WORK TO COMPLETE –
Lines that contain the string "ylabel" are to be copied; leave out all others.

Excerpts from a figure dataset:
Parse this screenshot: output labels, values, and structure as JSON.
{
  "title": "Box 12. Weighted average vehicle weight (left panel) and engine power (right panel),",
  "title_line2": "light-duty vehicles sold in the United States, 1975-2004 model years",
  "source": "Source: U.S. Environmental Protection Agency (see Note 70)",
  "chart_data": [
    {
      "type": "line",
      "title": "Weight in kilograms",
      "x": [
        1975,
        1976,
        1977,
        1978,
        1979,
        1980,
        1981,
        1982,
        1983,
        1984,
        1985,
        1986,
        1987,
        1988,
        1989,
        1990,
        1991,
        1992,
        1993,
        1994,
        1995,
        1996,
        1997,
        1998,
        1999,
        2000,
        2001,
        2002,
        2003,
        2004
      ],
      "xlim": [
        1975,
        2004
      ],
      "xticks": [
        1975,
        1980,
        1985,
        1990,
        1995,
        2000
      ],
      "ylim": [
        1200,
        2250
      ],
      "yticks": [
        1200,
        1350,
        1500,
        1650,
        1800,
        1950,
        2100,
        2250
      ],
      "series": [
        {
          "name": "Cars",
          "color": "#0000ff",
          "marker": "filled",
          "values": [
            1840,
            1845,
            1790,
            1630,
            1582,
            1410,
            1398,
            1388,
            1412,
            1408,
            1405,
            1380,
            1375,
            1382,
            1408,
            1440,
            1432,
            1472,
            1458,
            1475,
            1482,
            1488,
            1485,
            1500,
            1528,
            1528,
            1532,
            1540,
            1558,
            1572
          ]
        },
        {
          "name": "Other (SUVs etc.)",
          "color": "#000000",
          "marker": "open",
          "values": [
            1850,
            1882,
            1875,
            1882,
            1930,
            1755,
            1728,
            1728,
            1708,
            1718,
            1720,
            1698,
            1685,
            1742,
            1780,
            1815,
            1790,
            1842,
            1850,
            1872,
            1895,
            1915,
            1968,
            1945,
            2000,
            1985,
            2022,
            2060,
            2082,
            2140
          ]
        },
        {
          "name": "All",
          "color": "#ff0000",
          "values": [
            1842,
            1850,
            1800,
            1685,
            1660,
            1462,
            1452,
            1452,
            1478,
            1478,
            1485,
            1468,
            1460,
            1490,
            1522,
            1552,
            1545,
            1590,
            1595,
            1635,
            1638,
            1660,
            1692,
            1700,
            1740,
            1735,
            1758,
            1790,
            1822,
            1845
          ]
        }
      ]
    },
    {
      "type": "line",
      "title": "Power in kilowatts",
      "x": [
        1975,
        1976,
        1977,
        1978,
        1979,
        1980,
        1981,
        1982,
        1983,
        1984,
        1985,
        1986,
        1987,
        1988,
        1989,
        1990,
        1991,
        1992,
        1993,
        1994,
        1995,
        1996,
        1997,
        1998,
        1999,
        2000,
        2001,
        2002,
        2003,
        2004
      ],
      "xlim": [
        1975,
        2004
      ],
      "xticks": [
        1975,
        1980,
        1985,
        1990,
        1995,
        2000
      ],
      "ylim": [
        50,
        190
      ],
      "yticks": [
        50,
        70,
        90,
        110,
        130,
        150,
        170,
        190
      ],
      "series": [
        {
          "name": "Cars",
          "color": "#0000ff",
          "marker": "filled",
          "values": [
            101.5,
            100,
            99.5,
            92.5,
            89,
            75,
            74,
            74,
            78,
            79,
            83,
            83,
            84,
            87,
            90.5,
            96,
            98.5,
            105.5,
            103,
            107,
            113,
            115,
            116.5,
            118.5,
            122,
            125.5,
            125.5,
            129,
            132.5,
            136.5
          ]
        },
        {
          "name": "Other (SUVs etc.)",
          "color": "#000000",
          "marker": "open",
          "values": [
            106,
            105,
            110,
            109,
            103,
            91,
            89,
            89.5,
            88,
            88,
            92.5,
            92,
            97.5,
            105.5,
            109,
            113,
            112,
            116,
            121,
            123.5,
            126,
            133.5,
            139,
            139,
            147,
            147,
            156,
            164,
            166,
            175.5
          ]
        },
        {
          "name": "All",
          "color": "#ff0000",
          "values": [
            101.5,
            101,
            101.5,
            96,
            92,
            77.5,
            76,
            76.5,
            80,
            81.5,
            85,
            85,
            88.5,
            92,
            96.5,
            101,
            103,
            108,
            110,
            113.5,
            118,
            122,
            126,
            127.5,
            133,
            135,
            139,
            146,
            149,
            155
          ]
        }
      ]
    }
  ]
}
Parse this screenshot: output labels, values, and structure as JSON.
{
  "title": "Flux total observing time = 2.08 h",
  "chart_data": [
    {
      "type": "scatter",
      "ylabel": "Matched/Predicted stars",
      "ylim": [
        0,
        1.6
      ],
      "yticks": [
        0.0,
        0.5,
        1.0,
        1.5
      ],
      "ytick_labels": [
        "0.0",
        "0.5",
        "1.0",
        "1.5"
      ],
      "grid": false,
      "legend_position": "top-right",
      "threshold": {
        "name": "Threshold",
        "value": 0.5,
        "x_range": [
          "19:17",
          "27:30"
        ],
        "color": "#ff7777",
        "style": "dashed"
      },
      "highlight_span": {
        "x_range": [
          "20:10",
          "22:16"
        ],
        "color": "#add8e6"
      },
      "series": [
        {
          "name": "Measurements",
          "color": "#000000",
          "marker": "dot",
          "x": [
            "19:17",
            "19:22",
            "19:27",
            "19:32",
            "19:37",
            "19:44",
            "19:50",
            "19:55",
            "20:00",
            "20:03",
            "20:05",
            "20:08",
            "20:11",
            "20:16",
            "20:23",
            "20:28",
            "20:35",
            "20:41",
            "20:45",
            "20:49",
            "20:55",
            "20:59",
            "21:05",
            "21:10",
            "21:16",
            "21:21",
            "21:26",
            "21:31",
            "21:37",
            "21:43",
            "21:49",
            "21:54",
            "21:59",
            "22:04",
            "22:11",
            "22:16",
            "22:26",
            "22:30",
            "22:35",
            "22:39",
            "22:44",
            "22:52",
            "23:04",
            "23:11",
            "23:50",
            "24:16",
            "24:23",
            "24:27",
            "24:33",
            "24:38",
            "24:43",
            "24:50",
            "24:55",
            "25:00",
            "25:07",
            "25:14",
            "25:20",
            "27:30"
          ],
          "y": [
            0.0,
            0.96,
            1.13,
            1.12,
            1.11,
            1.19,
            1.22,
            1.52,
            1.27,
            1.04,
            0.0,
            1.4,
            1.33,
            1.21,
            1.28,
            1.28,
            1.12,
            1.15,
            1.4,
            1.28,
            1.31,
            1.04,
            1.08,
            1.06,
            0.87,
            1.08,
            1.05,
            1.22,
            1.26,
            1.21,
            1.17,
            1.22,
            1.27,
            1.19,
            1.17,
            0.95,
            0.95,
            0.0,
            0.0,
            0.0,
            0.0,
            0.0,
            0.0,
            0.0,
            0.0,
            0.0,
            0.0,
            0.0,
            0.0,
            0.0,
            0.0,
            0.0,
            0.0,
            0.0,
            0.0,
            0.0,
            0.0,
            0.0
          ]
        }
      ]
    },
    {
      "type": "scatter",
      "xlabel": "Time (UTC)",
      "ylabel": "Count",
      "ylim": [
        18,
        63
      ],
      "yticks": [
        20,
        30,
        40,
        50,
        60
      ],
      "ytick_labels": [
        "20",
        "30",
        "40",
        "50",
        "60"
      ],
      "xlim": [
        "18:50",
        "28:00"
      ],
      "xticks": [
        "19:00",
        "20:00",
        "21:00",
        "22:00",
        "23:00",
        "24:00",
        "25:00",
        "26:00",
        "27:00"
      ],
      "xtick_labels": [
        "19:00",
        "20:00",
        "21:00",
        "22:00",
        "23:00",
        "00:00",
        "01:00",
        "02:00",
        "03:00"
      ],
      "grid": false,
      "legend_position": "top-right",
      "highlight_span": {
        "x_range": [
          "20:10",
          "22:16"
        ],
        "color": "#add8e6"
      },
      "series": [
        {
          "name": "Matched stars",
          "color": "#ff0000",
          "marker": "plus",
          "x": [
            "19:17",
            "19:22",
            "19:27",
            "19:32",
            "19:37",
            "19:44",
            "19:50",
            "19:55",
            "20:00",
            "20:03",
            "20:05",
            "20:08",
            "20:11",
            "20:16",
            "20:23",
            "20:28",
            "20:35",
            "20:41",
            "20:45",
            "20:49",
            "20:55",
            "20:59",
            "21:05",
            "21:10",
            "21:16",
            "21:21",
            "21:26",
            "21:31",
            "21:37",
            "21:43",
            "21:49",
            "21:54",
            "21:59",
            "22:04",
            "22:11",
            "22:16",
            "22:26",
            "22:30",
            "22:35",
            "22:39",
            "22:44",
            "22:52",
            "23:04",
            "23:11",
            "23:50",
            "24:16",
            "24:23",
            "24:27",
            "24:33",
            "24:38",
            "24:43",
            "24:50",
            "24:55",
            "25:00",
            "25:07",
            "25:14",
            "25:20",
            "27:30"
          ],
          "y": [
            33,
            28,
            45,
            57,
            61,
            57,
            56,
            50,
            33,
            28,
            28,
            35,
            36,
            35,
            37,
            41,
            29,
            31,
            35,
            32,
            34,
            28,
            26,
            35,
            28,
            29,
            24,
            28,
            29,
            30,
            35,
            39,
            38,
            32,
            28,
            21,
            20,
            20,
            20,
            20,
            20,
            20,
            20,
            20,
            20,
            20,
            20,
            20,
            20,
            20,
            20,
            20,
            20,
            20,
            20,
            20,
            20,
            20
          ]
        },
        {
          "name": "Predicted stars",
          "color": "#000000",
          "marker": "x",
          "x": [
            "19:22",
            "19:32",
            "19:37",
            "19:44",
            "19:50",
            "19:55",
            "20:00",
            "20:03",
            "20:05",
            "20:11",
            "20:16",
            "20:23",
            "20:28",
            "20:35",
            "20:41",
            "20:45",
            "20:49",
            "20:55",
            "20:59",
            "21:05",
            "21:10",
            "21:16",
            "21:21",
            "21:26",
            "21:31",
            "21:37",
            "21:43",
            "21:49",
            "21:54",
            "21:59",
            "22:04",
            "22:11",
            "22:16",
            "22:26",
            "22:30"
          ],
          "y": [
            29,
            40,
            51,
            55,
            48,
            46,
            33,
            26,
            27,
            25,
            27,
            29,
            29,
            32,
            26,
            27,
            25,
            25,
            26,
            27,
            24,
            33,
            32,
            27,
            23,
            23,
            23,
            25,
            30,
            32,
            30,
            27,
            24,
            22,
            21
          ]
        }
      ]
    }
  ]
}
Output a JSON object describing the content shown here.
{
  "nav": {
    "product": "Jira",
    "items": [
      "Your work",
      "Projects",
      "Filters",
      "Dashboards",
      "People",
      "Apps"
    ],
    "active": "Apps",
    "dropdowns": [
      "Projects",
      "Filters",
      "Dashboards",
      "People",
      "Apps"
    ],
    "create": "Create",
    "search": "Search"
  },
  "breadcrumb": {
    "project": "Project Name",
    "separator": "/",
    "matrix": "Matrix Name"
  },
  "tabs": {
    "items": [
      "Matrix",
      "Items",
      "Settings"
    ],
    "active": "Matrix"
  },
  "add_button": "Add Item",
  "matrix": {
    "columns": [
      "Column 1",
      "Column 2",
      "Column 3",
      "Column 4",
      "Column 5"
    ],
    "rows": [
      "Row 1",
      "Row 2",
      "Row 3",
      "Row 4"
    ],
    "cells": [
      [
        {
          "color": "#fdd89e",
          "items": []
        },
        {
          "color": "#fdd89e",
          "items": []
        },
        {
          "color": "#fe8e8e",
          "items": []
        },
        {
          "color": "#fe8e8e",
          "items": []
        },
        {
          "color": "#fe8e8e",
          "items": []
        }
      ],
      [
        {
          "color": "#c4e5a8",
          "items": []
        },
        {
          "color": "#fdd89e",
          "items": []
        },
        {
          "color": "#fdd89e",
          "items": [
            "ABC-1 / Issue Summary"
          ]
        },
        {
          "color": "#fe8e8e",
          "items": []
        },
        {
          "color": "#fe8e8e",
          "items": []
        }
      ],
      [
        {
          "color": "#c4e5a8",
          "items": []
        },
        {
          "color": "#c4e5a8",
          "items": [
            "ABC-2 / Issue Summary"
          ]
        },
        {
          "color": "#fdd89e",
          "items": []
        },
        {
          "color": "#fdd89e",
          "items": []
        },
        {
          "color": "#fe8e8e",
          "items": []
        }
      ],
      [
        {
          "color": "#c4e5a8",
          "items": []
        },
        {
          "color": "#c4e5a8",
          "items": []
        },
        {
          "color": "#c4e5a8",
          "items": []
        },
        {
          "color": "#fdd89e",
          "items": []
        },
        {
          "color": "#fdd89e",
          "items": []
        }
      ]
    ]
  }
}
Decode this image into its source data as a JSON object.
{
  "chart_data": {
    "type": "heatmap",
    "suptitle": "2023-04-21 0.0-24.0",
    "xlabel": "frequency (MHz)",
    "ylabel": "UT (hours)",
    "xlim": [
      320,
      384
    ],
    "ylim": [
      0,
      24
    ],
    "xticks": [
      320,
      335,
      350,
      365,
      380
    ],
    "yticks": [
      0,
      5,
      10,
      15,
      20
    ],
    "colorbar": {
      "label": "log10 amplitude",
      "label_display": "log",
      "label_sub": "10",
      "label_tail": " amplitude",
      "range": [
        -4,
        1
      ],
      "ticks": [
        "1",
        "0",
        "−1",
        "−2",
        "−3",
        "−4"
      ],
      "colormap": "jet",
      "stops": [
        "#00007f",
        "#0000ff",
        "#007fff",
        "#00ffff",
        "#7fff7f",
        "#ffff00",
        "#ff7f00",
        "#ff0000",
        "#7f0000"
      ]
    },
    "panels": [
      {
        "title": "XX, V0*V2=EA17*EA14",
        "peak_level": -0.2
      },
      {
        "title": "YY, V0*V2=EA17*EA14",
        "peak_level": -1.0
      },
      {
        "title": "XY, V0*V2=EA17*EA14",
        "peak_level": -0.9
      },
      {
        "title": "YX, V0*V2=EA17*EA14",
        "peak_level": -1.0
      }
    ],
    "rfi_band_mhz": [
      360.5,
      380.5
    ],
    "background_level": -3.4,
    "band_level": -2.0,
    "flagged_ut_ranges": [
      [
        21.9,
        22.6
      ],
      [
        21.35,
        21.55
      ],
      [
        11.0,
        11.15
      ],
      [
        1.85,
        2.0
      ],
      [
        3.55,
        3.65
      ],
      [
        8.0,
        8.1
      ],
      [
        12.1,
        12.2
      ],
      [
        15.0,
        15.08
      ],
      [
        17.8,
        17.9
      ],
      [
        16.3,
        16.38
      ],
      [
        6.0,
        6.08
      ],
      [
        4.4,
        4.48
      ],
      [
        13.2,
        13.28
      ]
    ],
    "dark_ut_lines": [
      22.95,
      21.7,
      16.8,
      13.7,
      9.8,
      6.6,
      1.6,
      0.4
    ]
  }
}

RESULT OF THIS EXERCISE –
      "ylabel": "Matched/Predicted stars",
      "ylabel": "Count",
    "ylabel": "UT (hours)",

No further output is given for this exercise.